* start *

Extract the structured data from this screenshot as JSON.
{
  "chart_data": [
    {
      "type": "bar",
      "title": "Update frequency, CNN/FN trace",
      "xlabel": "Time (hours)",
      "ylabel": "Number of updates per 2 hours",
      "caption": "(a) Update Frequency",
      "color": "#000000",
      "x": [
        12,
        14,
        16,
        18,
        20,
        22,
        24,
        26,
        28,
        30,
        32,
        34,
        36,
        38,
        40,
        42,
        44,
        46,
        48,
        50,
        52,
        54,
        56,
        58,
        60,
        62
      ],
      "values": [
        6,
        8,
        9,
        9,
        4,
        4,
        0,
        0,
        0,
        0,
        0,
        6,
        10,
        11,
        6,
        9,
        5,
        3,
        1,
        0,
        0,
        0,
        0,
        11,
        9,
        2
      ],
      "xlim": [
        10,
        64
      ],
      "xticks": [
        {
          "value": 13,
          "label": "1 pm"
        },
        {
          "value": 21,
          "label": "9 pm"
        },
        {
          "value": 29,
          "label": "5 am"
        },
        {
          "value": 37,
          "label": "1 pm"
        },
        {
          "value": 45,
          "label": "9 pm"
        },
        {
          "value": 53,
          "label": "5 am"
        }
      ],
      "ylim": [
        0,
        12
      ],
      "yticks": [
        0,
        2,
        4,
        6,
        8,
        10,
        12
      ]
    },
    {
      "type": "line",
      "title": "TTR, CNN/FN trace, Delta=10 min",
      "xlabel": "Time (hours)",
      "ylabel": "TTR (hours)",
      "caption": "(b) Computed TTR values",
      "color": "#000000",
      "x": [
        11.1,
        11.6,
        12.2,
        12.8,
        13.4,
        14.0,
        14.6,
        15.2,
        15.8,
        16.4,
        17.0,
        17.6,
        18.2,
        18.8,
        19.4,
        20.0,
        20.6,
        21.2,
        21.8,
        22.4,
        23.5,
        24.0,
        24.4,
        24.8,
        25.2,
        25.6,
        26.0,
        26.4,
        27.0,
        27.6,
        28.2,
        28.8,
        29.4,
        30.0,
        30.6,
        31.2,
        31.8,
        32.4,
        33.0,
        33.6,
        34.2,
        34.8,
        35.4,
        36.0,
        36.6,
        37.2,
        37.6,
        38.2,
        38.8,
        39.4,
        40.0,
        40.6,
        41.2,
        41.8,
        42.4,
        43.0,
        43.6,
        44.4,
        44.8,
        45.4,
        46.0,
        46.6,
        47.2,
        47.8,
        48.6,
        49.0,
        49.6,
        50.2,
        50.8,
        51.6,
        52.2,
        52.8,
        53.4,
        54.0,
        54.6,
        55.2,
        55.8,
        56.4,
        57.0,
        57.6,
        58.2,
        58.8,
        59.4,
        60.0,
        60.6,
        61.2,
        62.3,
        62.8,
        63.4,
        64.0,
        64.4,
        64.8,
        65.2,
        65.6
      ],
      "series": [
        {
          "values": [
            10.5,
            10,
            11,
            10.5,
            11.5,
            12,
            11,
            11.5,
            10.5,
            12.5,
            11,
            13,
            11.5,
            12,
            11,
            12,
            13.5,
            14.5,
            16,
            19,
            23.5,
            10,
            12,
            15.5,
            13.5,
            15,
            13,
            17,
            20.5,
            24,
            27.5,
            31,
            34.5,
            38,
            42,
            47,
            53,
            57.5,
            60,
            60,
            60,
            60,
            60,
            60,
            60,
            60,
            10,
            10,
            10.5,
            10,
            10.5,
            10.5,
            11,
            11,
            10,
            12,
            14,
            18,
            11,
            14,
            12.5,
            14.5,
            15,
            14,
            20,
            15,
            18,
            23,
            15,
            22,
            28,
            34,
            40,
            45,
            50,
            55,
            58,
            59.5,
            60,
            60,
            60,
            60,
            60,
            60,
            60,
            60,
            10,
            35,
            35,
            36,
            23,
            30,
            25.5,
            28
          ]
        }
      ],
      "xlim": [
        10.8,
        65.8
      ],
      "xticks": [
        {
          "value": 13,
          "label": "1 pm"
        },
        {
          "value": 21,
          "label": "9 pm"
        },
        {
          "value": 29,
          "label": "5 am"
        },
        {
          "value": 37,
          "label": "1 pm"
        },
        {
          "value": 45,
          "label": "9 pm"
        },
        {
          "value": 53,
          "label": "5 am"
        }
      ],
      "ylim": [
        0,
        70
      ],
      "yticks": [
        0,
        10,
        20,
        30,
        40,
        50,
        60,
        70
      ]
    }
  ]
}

* end *

▶ _EXERCISE PROMPT_
Determine how many lines in the records contain "caption", and reply with the number only.

▶ _EXERCISE RESPONSE_
2